*Goal*: Look through the material below. Copy every line with the string "انتخاب" in it.

-- BEGIN --

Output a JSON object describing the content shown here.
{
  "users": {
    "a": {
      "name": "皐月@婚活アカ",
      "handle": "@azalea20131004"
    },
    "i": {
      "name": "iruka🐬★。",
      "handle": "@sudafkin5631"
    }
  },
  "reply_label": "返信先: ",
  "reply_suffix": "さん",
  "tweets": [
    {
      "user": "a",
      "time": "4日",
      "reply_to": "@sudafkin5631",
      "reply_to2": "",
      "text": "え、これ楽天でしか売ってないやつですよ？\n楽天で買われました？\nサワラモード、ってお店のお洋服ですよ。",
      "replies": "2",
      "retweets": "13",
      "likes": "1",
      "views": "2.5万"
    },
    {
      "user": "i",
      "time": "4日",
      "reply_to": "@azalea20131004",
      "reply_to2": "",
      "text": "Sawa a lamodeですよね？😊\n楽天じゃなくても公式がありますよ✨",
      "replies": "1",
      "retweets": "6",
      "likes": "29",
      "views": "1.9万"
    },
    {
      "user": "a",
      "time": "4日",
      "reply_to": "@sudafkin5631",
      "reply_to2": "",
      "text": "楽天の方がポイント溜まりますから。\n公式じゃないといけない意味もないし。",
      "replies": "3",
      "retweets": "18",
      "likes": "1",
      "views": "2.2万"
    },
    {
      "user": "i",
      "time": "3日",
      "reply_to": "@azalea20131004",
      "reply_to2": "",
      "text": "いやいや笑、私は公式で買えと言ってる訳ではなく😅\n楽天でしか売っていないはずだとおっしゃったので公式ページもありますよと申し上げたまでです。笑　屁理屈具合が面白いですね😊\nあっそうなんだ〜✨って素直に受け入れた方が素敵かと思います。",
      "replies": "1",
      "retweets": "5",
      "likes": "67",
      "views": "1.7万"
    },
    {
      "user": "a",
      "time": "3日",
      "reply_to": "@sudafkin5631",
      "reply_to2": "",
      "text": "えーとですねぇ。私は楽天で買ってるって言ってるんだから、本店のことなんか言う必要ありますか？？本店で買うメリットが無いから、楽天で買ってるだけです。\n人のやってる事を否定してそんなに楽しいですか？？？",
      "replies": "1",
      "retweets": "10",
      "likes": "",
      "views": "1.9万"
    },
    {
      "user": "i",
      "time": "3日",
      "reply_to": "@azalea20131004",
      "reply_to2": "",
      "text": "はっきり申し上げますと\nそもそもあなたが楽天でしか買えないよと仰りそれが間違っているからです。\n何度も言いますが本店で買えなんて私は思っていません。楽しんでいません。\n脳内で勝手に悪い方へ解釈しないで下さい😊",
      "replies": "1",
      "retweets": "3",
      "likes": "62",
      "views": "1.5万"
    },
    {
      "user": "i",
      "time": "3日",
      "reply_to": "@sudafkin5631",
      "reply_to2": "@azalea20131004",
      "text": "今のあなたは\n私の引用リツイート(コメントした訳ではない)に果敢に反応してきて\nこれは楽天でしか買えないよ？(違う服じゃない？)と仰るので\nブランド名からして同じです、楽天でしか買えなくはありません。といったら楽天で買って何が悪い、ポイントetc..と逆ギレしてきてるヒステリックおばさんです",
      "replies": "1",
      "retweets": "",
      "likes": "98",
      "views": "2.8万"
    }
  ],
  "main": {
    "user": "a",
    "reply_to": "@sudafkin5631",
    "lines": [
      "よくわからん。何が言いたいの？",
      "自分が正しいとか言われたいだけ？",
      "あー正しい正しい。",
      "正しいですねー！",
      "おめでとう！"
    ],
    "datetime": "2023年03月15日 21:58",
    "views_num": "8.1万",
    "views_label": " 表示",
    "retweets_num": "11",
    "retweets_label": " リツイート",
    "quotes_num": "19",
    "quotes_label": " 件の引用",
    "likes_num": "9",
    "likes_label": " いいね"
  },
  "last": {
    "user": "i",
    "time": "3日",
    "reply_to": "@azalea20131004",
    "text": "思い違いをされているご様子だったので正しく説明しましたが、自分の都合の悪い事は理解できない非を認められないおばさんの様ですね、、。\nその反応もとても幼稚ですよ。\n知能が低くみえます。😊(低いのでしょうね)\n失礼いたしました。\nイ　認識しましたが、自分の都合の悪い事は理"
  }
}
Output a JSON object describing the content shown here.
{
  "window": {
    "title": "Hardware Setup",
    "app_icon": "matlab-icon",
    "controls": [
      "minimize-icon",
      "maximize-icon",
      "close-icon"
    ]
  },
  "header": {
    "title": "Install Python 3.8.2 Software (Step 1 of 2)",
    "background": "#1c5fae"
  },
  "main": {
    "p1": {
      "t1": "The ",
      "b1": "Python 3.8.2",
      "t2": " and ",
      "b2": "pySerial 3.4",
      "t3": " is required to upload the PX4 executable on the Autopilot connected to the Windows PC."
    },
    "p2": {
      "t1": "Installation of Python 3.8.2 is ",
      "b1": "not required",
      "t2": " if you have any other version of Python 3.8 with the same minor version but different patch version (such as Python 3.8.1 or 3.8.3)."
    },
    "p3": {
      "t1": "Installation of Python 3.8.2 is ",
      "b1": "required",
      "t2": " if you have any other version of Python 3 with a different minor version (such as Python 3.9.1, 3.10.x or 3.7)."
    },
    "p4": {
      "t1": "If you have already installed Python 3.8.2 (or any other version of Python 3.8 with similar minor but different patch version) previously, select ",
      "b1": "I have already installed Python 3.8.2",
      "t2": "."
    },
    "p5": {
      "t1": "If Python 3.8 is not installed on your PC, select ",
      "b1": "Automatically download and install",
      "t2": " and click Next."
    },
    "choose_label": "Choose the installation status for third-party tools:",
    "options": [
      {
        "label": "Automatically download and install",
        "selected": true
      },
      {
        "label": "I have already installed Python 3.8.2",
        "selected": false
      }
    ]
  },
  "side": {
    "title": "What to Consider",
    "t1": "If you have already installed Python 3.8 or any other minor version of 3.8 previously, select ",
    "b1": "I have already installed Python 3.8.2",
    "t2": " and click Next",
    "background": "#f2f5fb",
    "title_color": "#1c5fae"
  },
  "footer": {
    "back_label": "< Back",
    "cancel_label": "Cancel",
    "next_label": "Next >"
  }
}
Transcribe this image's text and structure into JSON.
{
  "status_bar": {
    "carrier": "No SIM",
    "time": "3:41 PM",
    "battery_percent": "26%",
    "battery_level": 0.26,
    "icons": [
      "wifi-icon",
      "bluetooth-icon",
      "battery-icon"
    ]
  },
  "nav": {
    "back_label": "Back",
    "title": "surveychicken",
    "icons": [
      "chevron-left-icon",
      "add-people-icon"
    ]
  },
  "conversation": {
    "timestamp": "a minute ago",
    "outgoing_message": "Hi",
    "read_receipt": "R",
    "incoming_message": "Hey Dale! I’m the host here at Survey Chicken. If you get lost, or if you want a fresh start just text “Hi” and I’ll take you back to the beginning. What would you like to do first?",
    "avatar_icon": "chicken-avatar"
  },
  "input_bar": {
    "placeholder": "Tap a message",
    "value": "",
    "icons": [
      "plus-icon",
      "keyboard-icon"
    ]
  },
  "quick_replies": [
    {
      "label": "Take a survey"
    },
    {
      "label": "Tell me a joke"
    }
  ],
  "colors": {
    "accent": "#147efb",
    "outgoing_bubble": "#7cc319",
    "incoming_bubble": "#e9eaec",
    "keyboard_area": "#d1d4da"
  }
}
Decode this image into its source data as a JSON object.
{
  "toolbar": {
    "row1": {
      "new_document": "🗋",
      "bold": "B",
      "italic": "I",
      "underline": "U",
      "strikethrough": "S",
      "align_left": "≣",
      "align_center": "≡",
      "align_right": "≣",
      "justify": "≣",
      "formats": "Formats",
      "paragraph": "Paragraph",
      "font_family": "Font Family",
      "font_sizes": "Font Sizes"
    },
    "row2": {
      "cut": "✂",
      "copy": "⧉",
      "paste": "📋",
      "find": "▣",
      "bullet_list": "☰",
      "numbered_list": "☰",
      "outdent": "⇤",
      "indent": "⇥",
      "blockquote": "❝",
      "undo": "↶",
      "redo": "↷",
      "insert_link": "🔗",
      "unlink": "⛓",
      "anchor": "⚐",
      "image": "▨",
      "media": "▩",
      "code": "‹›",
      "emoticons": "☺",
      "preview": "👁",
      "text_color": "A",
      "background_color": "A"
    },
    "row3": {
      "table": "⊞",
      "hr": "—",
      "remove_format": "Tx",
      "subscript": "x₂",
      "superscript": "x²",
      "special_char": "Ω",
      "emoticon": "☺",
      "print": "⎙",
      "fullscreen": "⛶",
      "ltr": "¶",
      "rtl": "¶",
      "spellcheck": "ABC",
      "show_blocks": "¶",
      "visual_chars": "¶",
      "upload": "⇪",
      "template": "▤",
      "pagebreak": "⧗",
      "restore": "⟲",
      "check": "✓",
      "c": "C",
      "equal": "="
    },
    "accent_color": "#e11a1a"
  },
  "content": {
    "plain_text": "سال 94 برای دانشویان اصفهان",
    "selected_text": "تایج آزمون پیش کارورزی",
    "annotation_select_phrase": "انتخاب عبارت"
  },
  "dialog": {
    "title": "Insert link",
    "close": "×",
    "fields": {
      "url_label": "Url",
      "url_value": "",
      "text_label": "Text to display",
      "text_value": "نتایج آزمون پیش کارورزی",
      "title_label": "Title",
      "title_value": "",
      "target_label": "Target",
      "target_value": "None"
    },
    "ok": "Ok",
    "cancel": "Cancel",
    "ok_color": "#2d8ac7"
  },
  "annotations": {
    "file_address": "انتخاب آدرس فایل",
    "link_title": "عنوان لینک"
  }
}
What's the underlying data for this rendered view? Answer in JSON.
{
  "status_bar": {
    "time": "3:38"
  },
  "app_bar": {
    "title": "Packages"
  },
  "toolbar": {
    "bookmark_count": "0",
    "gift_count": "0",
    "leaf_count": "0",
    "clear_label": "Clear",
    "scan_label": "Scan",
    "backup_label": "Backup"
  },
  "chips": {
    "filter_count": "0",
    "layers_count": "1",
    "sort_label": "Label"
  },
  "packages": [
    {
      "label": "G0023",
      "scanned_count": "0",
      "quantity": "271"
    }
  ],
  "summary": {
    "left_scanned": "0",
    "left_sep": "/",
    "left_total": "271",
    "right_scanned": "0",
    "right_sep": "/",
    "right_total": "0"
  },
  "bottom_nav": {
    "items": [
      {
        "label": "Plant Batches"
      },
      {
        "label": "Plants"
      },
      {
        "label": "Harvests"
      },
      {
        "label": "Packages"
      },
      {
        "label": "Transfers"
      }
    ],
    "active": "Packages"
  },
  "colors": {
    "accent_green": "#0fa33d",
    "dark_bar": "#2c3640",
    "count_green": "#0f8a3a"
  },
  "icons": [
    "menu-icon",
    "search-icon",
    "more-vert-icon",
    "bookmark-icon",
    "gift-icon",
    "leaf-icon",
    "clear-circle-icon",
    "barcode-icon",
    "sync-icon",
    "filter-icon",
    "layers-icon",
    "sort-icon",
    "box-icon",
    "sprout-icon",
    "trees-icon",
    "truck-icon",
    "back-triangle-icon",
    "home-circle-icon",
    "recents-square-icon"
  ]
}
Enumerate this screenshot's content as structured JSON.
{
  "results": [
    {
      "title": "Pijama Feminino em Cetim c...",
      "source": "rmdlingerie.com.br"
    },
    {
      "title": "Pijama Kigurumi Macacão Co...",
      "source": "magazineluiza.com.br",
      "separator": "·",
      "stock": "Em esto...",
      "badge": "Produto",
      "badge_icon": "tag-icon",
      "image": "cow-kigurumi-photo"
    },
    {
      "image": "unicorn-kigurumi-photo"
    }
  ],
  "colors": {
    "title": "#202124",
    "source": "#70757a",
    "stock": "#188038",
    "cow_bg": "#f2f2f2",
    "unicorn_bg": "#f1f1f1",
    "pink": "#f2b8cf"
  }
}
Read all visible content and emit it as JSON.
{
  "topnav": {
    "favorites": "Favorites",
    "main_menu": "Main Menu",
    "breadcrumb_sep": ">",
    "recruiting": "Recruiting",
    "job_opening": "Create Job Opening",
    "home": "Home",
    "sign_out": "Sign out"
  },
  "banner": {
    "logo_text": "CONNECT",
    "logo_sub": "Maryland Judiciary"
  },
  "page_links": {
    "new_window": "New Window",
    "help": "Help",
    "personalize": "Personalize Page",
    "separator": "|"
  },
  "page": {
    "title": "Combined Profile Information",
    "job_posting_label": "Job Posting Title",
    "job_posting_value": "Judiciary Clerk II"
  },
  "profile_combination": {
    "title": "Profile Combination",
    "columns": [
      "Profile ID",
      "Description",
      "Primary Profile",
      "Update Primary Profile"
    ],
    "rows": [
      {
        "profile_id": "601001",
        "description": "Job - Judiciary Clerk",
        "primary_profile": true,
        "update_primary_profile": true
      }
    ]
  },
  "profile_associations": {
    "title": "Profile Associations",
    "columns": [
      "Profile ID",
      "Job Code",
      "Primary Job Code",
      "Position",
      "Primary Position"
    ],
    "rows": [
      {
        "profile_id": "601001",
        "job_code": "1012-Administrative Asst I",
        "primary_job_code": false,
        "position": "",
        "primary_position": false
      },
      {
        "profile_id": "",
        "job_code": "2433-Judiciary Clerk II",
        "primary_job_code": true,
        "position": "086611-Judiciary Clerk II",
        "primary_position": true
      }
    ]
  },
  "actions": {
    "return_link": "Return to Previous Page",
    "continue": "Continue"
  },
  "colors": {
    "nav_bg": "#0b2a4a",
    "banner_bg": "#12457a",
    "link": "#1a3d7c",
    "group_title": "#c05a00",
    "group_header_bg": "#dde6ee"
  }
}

-- END --

*Answer in full*:
    "annotation_select_phrase": "انتخاب عبارت"
    "file_address": "انتخاب آدرس فایل",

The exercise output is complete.